_GOAL:_ Copy out each line containing "frac" from the entries below.

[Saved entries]
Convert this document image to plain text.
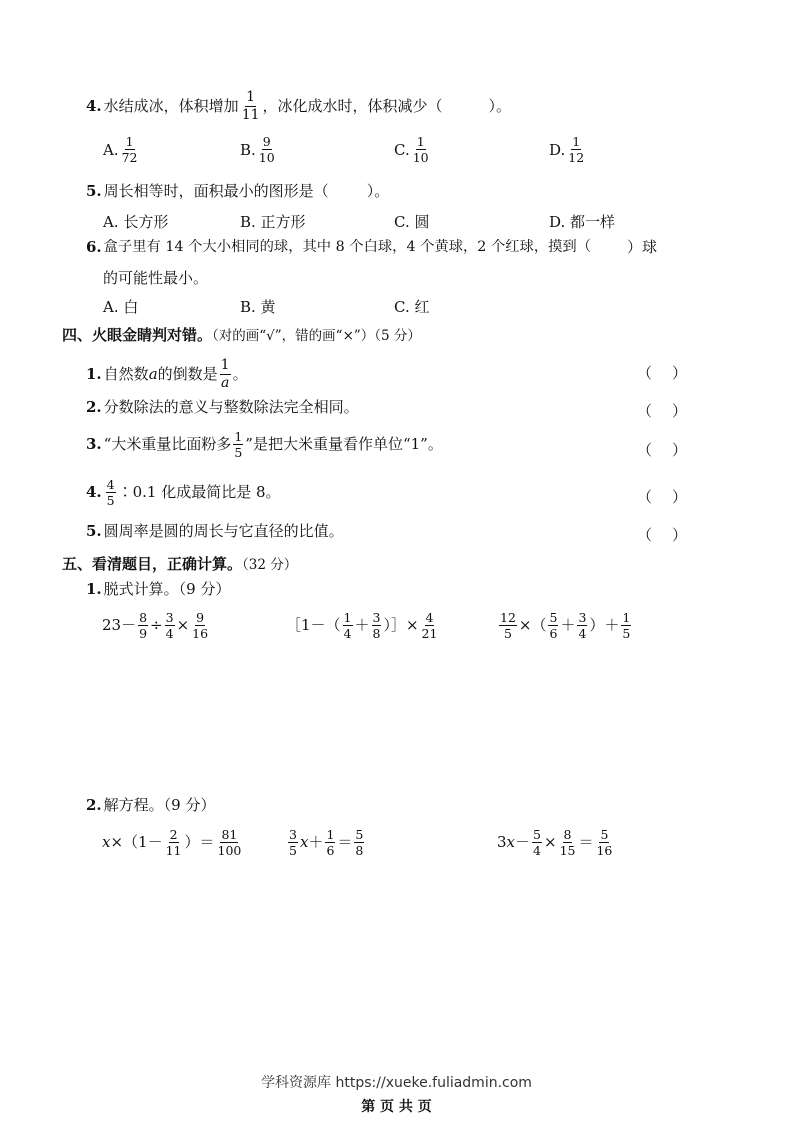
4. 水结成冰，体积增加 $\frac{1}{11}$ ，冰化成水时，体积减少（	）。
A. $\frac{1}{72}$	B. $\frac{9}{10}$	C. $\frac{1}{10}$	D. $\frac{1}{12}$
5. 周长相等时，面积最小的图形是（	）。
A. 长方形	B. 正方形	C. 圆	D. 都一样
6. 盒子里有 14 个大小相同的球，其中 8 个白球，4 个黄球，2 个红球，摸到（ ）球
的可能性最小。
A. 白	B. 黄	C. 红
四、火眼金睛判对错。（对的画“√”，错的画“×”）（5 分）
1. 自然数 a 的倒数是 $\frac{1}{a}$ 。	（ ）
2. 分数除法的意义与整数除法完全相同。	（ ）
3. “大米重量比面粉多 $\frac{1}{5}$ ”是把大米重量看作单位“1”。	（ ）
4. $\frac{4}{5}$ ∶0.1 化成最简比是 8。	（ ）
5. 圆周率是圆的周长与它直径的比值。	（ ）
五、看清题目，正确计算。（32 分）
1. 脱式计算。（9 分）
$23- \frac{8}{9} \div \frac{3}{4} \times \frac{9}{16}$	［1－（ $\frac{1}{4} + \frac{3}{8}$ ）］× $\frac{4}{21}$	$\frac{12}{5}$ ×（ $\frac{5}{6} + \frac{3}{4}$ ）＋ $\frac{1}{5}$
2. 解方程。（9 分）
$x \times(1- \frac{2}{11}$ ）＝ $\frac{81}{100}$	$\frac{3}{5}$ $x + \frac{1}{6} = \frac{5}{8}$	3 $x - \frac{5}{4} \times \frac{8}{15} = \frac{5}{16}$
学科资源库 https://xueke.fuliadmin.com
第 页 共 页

* * *

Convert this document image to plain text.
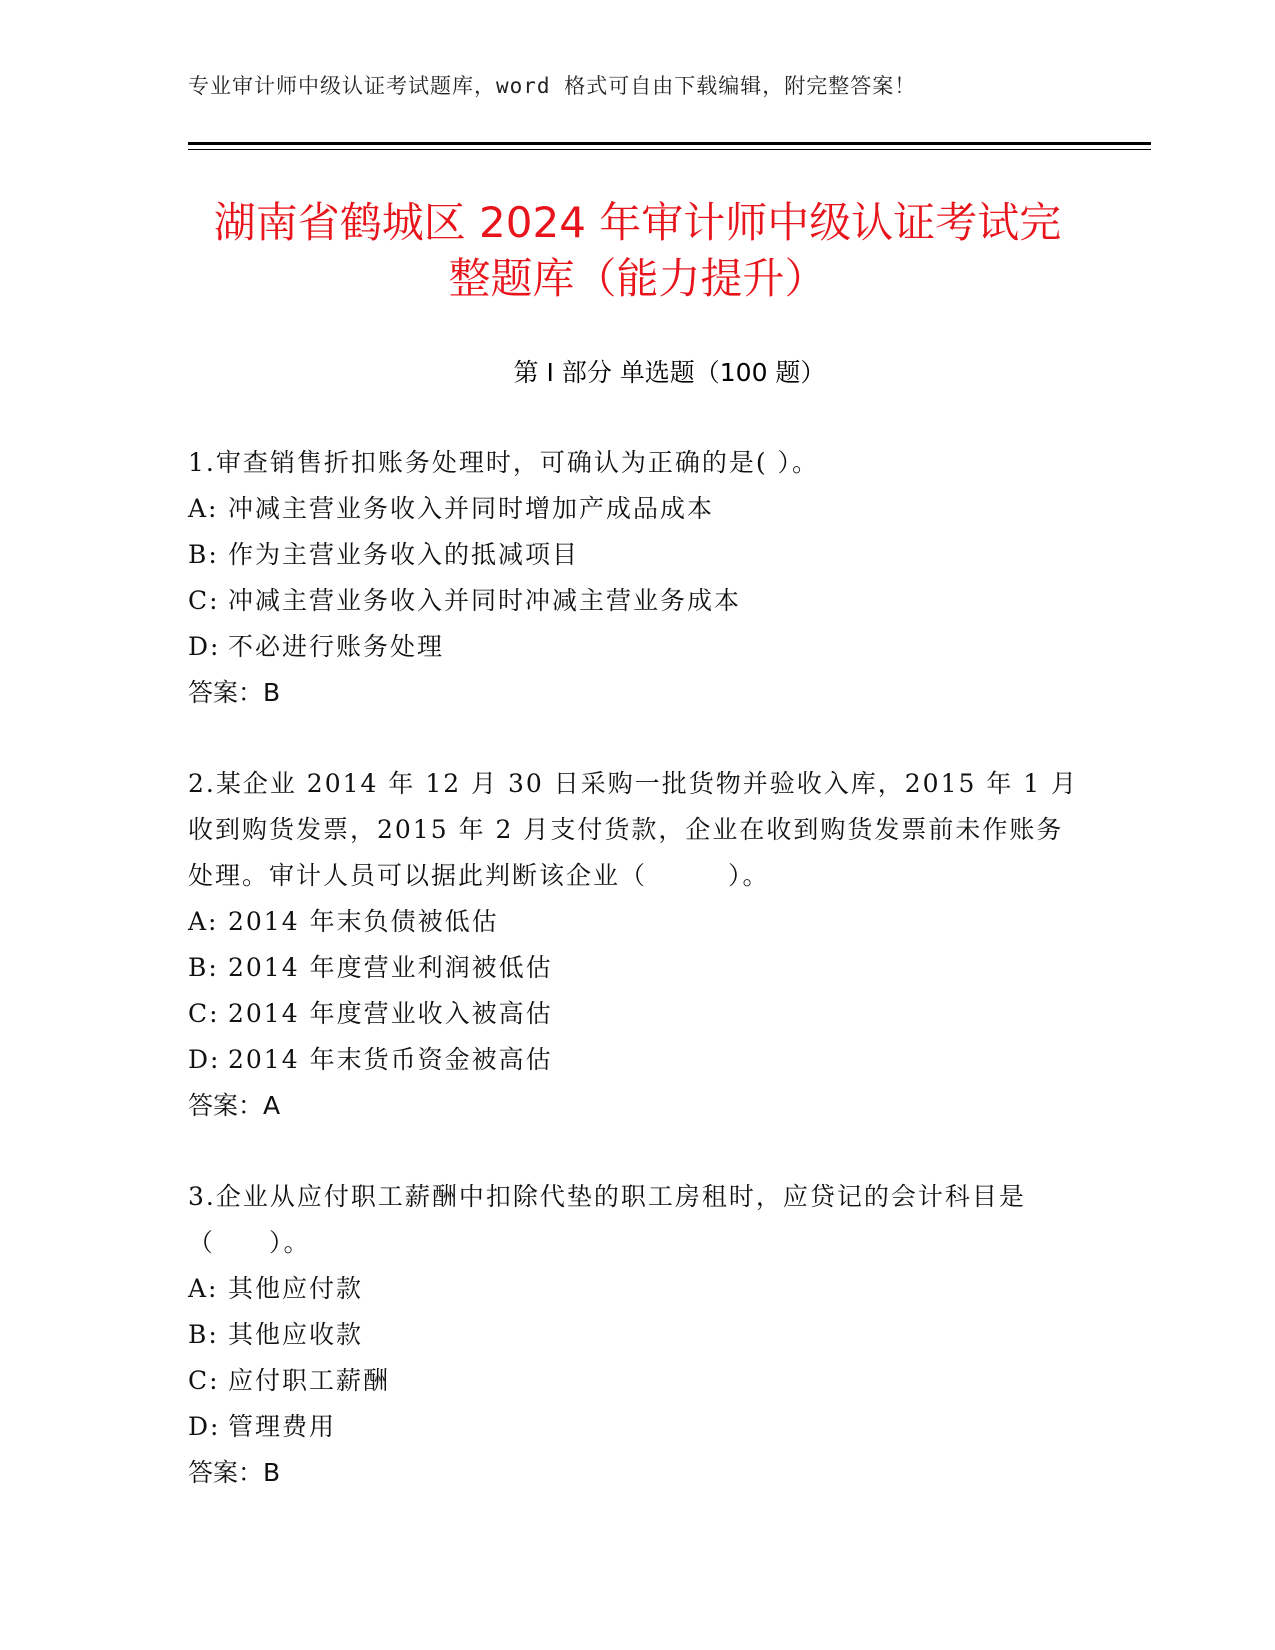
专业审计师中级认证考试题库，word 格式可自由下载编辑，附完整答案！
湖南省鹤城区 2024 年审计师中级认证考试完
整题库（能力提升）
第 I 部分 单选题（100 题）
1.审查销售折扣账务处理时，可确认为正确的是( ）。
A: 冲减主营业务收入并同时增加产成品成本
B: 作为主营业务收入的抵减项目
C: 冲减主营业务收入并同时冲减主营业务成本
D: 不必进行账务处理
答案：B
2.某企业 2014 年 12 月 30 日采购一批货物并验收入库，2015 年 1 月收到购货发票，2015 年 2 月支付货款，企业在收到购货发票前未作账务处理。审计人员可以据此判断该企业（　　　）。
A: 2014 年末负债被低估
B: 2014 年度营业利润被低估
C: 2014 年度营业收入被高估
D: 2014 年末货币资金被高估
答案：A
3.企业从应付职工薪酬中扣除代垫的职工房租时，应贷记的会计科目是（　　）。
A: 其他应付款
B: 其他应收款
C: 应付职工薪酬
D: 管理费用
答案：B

_RESPONSE:_
4. 水结成冰，体积增加 $\frac{1}{11}$ ，冰化成水时，体积减少（	）。
A. $\frac{1}{72}$	B. $\frac{9}{10}$	C. $\frac{1}{10}$	D. $\frac{1}{12}$
1. 自然数 a 的倒数是 $\frac{1}{a}$ 。	（ ）
3. “大米重量比面粉多 $\frac{1}{5}$ ”是把大米重量看作单位“1”。	（ ）
4. $\frac{4}{5}$ ∶0.1 化成最简比是 8。	（ ）
$23- \frac{8}{9} \div \frac{3}{4} \times \frac{9}{16}$	［1－（ $\frac{1}{4} + \frac{3}{8}$ ）］× $\frac{4}{21}$	$\frac{12}{5}$ ×（ $\frac{5}{6} + \frac{3}{4}$ ）＋ $\frac{1}{5}$
$x \times(1- \frac{2}{11}$ ）＝ $\frac{81}{100}$	$\frac{3}{5}$ $x + \frac{1}{6} = \frac{5}{8}$	3 $x - \frac{5}{4} \times \frac{8}{15} = \frac{5}{16}$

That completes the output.